■ MATERIAL SUPPLIED:
— start —
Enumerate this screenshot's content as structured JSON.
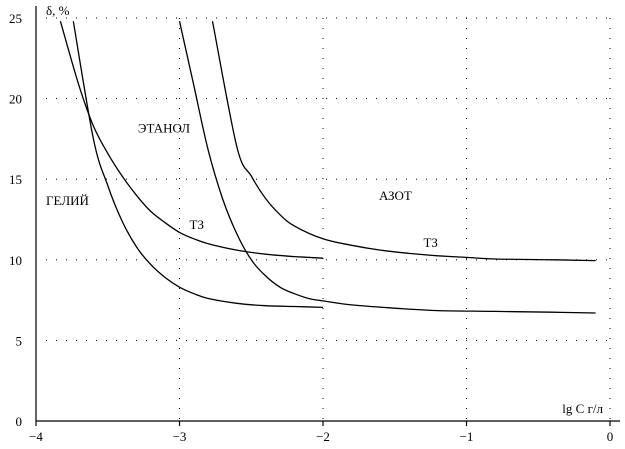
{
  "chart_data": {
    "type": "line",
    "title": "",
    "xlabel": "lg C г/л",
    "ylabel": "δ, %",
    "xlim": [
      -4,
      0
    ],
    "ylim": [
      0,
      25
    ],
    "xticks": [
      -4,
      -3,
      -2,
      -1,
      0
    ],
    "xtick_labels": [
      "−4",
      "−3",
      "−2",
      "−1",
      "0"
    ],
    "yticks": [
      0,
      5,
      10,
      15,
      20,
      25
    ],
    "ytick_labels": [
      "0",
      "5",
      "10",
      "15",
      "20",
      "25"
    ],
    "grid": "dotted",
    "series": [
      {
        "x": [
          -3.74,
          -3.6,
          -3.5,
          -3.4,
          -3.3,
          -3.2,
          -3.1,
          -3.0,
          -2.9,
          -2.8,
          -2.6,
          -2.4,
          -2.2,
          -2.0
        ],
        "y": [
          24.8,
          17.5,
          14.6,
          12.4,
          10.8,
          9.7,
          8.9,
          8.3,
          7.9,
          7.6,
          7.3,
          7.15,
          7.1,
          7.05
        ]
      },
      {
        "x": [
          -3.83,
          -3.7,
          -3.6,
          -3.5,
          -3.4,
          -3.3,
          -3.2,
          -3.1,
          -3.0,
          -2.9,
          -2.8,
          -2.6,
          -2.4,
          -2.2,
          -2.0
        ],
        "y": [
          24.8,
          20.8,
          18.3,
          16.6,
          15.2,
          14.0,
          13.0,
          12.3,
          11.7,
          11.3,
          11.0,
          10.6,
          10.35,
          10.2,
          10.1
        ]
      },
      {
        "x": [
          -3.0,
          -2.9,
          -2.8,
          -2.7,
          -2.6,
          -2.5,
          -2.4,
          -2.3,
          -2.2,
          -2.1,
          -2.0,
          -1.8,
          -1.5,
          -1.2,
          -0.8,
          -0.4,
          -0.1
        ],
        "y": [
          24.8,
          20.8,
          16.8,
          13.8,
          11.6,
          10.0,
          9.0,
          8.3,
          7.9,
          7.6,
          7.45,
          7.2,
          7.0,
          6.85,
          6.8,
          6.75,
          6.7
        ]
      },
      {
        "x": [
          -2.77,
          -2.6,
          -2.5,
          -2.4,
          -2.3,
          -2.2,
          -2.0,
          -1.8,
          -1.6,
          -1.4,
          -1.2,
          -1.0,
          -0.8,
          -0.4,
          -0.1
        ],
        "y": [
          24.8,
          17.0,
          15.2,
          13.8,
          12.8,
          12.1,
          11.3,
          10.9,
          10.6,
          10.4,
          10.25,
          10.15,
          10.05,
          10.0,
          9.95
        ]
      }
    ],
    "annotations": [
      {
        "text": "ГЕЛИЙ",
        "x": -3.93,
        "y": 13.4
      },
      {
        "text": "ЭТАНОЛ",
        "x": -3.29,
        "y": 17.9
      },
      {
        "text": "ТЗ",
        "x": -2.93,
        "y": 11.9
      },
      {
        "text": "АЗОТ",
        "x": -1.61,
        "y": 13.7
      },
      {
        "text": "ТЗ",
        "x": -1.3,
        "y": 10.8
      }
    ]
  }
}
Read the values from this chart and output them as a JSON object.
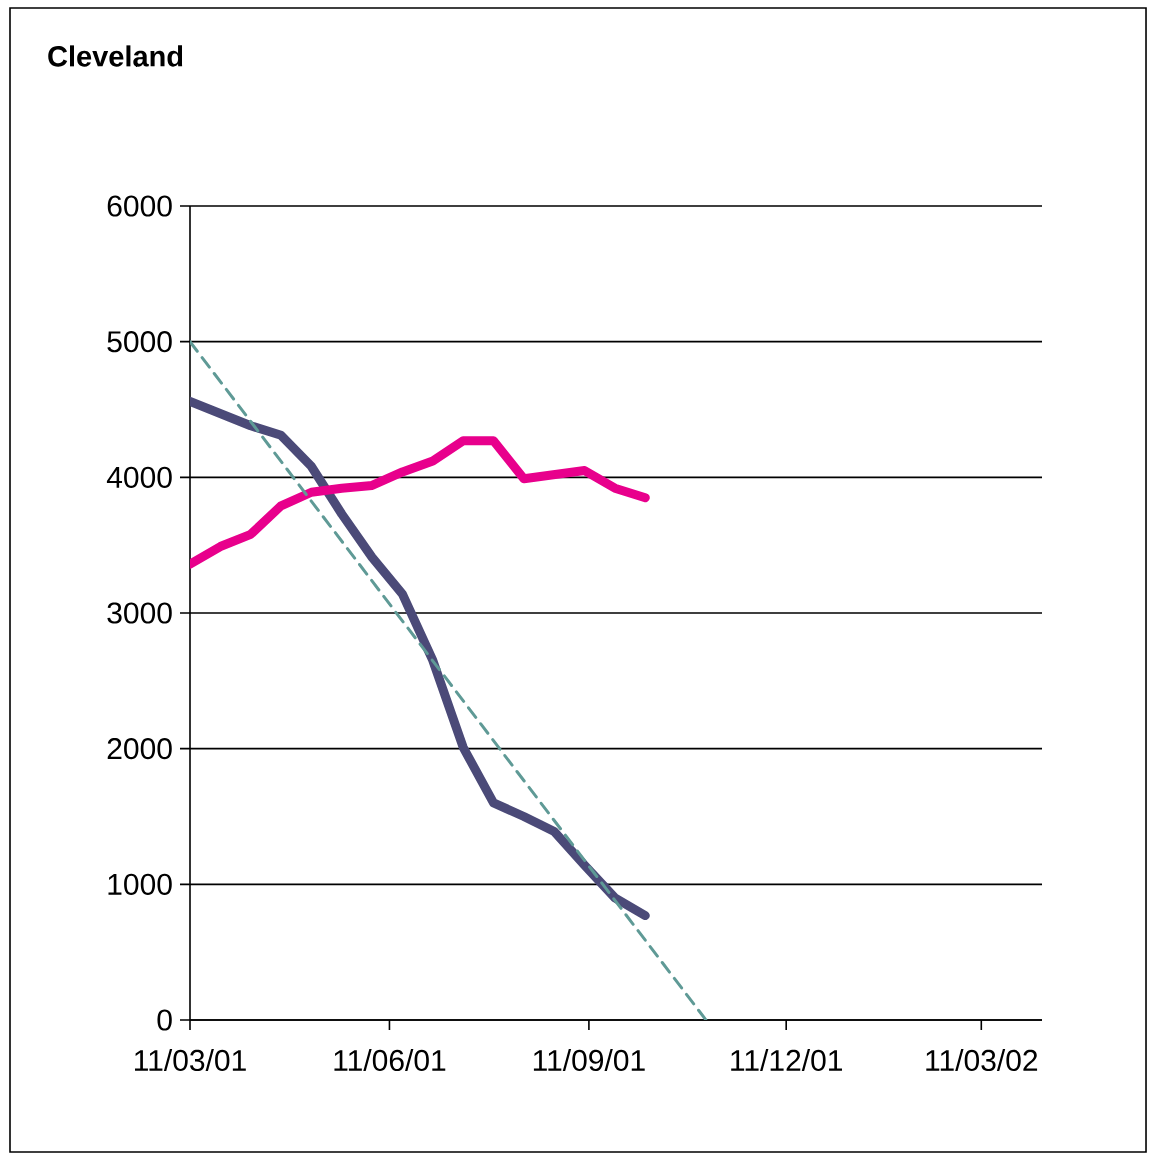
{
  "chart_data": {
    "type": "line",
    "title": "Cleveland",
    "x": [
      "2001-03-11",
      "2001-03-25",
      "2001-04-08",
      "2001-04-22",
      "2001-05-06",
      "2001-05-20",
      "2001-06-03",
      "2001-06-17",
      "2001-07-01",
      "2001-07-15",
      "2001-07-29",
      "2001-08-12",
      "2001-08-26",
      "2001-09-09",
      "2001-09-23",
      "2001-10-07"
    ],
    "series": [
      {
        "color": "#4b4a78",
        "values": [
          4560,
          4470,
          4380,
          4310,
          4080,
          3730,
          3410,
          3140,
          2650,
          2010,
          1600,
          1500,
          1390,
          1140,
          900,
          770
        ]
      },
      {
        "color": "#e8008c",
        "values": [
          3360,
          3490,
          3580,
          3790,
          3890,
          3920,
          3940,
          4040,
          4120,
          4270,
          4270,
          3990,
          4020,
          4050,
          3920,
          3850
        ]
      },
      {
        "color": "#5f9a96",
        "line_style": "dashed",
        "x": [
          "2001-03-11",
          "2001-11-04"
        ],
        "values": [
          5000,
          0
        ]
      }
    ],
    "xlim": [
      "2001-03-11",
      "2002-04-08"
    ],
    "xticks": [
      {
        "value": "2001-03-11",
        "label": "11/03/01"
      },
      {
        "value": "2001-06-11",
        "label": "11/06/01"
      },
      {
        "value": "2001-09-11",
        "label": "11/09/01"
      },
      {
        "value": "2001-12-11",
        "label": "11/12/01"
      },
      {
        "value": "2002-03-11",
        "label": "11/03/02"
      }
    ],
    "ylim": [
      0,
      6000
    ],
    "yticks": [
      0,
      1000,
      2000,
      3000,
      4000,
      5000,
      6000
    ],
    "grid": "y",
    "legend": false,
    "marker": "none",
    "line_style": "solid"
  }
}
— end —
■ GOAL: Quote the preceding records in their entirety, excluding every picture.

■ ANSWER FOR THIS EXERCISE:
Enumerate this screenshot's content as structured JSON.
{
  "chart_data": {
    "type": "line",
    "title": "",
    "xlabel": "lg C г/л",
    "ylabel": "δ, %",
    "xlim": [
      -4,
      0
    ],
    "ylim": [
      0,
      25
    ],
    "xticks": [
      -4,
      -3,
      -2,
      -1,
      0
    ],
    "xtick_labels": [
      "−4",
      "−3",
      "−2",
      "−1",
      "0"
    ],
    "yticks": [
      0,
      5,
      10,
      15,
      20,
      25
    ],
    "ytick_labels": [
      "0",
      "5",
      "10",
      "15",
      "20",
      "25"
    ],
    "grid": "dotted",
    "series": [
      {
        "x": [
          -3.74,
          -3.6,
          -3.5,
          -3.4,
          -3.3,
          -3.2,
          -3.1,
          -3.0,
          -2.9,
          -2.8,
          -2.6,
          -2.4,
          -2.2,
          -2.0
        ],
        "y": [
          24.8,
          17.5,
          14.6,
          12.4,
          10.8,
          9.7,
          8.9,
          8.3,
          7.9,
          7.6,
          7.3,
          7.15,
          7.1,
          7.05
        ]
      },
      {
        "x": [
          -3.83,
          -3.7,
          -3.6,
          -3.5,
          -3.4,
          -3.3,
          -3.2,
          -3.1,
          -3.0,
          -2.9,
          -2.8,
          -2.6,
          -2.4,
          -2.2,
          -2.0
        ],
        "y": [
          24.8,
          20.8,
          18.3,
          16.6,
          15.2,
          14.0,
          13.0,
          12.3,
          11.7,
          11.3,
          11.0,
          10.6,
          10.35,
          10.2,
          10.1
        ]
      },
      {
        "x": [
          -3.0,
          -2.9,
          -2.8,
          -2.7,
          -2.6,
          -2.5,
          -2.4,
          -2.3,
          -2.2,
          -2.1,
          -2.0,
          -1.8,
          -1.5,
          -1.2,
          -0.8,
          -0.4,
          -0.1
        ],
        "y": [
          24.8,
          20.8,
          16.8,
          13.8,
          11.6,
          10.0,
          9.0,
          8.3,
          7.9,
          7.6,
          7.45,
          7.2,
          7.0,
          6.85,
          6.8,
          6.75,
          6.7
        ]
      },
      {
        "x": [
          -2.77,
          -2.6,
          -2.5,
          -2.4,
          -2.3,
          -2.2,
          -2.0,
          -1.8,
          -1.6,
          -1.4,
          -1.2,
          -1.0,
          -0.8,
          -0.4,
          -0.1
        ],
        "y": [
          24.8,
          17.0,
          15.2,
          13.8,
          12.8,
          12.1,
          11.3,
          10.9,
          10.6,
          10.4,
          10.25,
          10.15,
          10.05,
          10.0,
          9.95
        ]
      }
    ],
    "annotations": [
      {
        "text": "ГЕЛИЙ",
        "x": -3.93,
        "y": 13.4
      },
      {
        "text": "ЭТАНОЛ",
        "x": -3.29,
        "y": 17.9
      },
      {
        "text": "ТЗ",
        "x": -2.93,
        "y": 11.9
      },
      {
        "text": "АЗОТ",
        "x": -1.61,
        "y": 13.7
      },
      {
        "text": "ТЗ",
        "x": -1.3,
        "y": 10.8
      }
    ]
  }
}
Read the values from this chart and output them as a JSON object.
{
  "chart_data": {
    "type": "line",
    "title": "Cleveland",
    "x": [
      "2001-03-11",
      "2001-03-25",
      "2001-04-08",
      "2001-04-22",
      "2001-05-06",
      "2001-05-20",
      "2001-06-03",
      "2001-06-17",
      "2001-07-01",
      "2001-07-15",
      "2001-07-29",
      "2001-08-12",
      "2001-08-26",
      "2001-09-09",
      "2001-09-23",
      "2001-10-07"
    ],
    "series": [
      {
        "color": "#4b4a78",
        "values": [
          4560,
          4470,
          4380,
          4310,
          4080,
          3730,
          3410,
          3140,
          2650,
          2010,
          1600,
          1500,
          1390,
          1140,
          900,
          770
        ]
      },
      {
        "color": "#e8008c",
        "values": [
          3360,
          3490,
          3580,
          3790,
          3890,
          3920,
          3940,
          4040,
          4120,
          4270,
          4270,
          3990,
          4020,
          4050,
          3920,
          3850
        ]
      },
      {
        "color": "#5f9a96",
        "line_style": "dashed",
        "x": [
          "2001-03-11",
          "2001-11-04"
        ],
        "values": [
          5000,
          0
        ]
      }
    ],
    "xlim": [
      "2001-03-11",
      "2002-04-08"
    ],
    "xticks": [
      {
        "value": "2001-03-11",
        "label": "11/03/01"
      },
      {
        "value": "2001-06-11",
        "label": "11/06/01"
      },
      {
        "value": "2001-09-11",
        "label": "11/09/01"
      },
      {
        "value": "2001-12-11",
        "label": "11/12/01"
      },
      {
        "value": "2002-03-11",
        "label": "11/03/02"
      }
    ],
    "ylim": [
      0,
      6000
    ],
    "yticks": [
      0,
      1000,
      2000,
      3000,
      4000,
      5000,
      6000
    ],
    "grid": "y",
    "legend": false,
    "marker": "none",
    "line_style": "solid"
  }
}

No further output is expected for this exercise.